## Set task
Each line below should be reproduced without any alteration.

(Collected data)

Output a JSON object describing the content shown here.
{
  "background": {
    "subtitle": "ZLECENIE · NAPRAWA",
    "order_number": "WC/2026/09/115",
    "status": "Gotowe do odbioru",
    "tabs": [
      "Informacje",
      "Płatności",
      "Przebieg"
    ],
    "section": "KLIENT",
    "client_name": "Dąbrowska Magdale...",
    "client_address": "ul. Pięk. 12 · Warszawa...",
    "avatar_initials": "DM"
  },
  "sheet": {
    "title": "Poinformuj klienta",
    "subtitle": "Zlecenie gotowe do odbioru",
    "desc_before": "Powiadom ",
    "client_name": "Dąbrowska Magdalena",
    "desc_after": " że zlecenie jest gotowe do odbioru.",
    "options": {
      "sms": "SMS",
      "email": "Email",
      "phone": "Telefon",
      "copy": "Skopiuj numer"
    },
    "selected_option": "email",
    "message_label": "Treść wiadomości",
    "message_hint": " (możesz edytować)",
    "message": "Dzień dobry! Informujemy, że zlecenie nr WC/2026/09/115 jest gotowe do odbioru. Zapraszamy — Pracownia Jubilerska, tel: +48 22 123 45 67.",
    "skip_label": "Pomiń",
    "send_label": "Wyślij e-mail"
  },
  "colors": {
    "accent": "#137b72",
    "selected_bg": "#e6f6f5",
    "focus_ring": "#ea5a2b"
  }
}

## Exercise response
Output a JSON object describing the content shown here.
{
  "background": {
    "subtitle": "ZLECENIE · NAPRAWA",
    "order_number": "WC/2026/09/115",
    "status": "Gotowe do odbioru",
    "tabs": [
      "Informacje",
      "Płatności",
      "Przebieg"
    ],
    "section": "KLIENT",
    "client_name": "Dąbrowska Magdale...",
    "client_address": "ul. Pięk. 12 · Warszawa...",
    "avatar_initials": "DM"
  },
  "sheet": {
    "title": "Poinformuj klienta",
    "subtitle": "Zlecenie gotowe do odbioru",
    "desc_before": "Powiadom ",
    "client_name": "Dąbrowska Magdalena",
    "desc_after": " że zlecenie jest gotowe do odbioru.",
    "options": {
      "sms": "SMS",
      "email": "Email",
      "phone": "Telefon",
      "copy": "Skopiuj numer"
    },
    "selected_option": "email",
    "message_label": "Treść wiadomości",
    "message_hint": " (możesz edytować)",
    "message": "Dzień dobry! Informujemy, że zlecenie nr WC/2026/09/115 jest gotowe do odbioru. Zapraszamy — Pracownia Jubilerska, tel: +48 22 123 45 67.",
    "skip_label": "Pomiń",
    "send_label": "Wyślij e-mail"
  },
  "colors": {
    "accent": "#137b72",
    "selected_bg": "#e6f6f5",
    "focus_ring": "#ea5a2b"
  }
}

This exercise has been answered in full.